__Set problem__:
Below are the records; copy each line in them that holds the word "Geodatabase".

__Data records__:
---+---

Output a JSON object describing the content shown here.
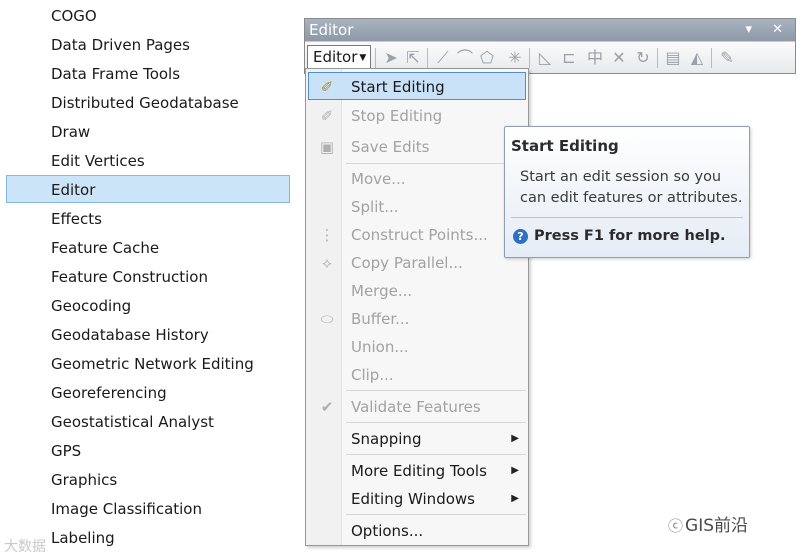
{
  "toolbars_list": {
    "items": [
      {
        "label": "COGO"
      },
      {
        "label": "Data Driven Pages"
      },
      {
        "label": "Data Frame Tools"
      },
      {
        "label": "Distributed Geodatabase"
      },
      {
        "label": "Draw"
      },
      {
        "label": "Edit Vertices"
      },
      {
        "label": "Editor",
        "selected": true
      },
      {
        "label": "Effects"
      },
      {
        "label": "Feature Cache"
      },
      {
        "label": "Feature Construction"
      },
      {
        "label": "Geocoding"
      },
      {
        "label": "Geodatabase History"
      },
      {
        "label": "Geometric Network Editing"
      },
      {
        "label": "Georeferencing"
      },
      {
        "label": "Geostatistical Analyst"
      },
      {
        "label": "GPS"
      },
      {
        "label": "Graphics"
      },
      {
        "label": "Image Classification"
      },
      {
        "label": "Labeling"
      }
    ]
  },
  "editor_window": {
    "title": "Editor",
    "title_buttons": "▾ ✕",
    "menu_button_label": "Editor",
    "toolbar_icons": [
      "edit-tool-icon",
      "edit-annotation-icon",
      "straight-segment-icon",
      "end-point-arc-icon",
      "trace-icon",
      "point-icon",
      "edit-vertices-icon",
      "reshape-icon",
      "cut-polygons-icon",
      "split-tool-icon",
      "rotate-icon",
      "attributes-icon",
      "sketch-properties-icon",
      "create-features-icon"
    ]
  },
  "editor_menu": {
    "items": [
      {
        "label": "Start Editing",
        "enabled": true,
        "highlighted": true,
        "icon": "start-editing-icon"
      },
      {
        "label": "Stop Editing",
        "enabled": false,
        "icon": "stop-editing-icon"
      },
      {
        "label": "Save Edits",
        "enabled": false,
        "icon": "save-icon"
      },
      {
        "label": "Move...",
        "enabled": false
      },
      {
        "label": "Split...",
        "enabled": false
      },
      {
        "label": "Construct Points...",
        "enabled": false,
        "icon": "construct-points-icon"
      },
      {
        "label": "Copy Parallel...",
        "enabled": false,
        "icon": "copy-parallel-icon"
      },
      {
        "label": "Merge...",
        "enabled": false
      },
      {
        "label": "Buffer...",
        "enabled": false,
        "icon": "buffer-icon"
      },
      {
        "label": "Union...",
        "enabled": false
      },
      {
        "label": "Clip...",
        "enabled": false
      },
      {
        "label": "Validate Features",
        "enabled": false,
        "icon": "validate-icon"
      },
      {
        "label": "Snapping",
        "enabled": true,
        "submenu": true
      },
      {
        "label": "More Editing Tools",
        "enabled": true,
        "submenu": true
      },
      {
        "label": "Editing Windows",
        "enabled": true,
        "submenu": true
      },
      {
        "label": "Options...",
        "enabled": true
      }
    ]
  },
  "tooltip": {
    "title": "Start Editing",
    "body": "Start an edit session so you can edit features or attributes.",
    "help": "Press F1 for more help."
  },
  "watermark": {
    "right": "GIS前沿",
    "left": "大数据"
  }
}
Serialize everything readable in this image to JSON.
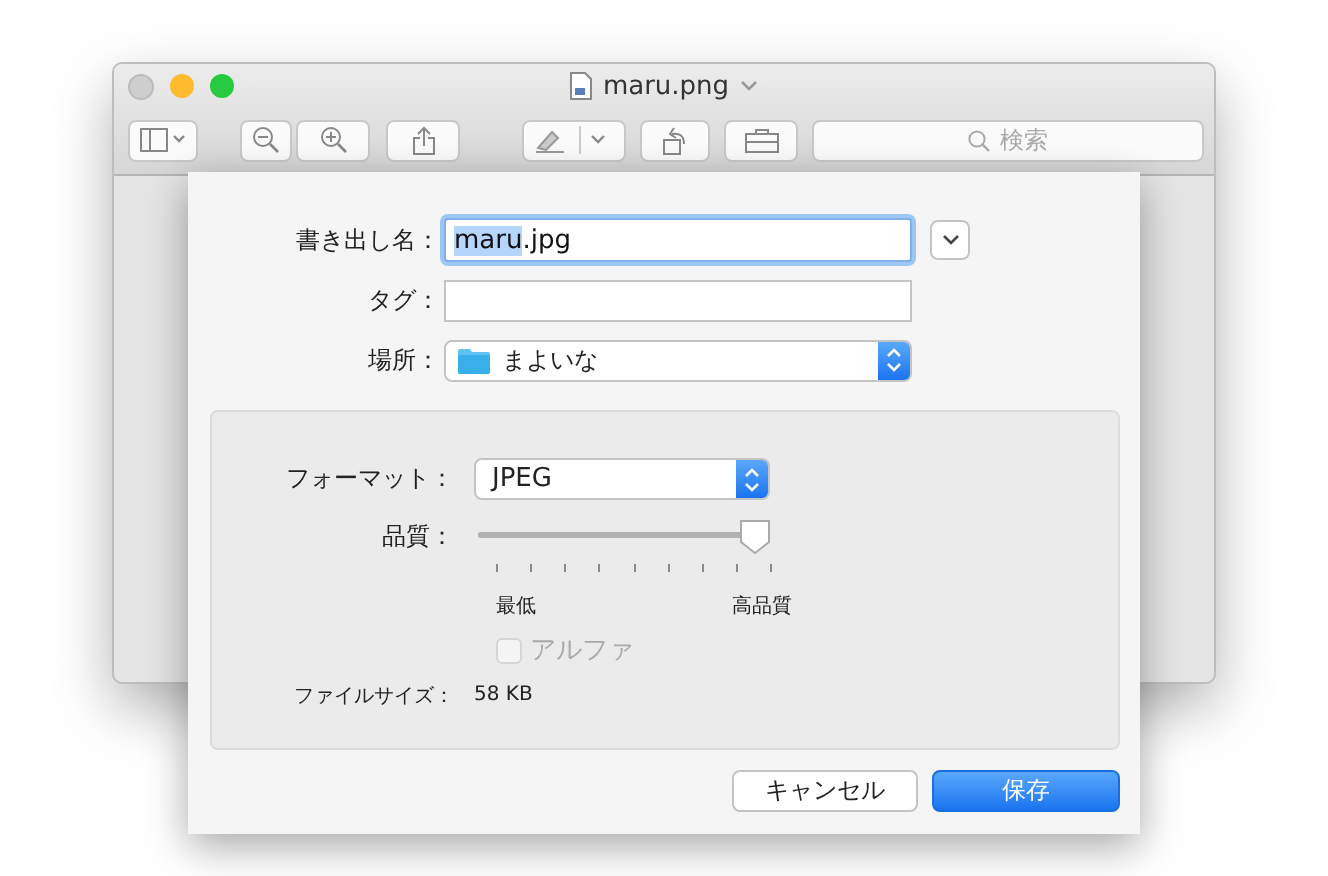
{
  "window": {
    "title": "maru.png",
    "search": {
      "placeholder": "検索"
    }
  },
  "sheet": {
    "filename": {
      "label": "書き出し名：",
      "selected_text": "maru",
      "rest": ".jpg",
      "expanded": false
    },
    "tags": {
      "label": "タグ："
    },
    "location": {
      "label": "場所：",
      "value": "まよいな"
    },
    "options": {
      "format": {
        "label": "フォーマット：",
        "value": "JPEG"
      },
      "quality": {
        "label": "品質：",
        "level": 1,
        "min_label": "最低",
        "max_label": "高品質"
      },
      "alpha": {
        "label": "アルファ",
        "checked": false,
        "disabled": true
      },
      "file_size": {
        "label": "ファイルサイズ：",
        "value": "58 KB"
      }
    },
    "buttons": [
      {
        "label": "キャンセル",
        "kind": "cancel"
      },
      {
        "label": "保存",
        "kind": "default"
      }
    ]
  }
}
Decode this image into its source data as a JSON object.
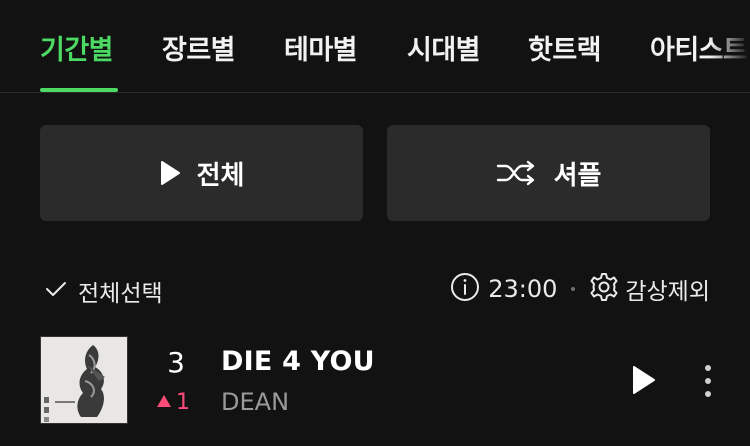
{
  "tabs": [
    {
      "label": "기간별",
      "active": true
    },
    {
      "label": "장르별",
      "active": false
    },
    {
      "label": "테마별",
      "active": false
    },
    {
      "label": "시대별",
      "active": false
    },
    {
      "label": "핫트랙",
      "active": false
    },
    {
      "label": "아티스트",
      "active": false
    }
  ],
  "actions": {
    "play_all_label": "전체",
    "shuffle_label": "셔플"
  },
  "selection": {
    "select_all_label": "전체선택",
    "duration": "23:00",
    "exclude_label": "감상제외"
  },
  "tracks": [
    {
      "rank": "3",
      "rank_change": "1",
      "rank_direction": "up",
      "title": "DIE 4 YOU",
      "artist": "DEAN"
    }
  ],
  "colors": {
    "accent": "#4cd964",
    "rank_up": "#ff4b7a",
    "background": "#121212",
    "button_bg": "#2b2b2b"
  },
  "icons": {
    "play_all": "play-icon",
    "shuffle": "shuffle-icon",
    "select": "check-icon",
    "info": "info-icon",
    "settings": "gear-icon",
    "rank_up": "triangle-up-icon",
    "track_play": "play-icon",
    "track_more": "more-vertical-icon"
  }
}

---+---

__Full output__:
        "label": "Distributed Geodatabase"
        "label": "Geodatabase History"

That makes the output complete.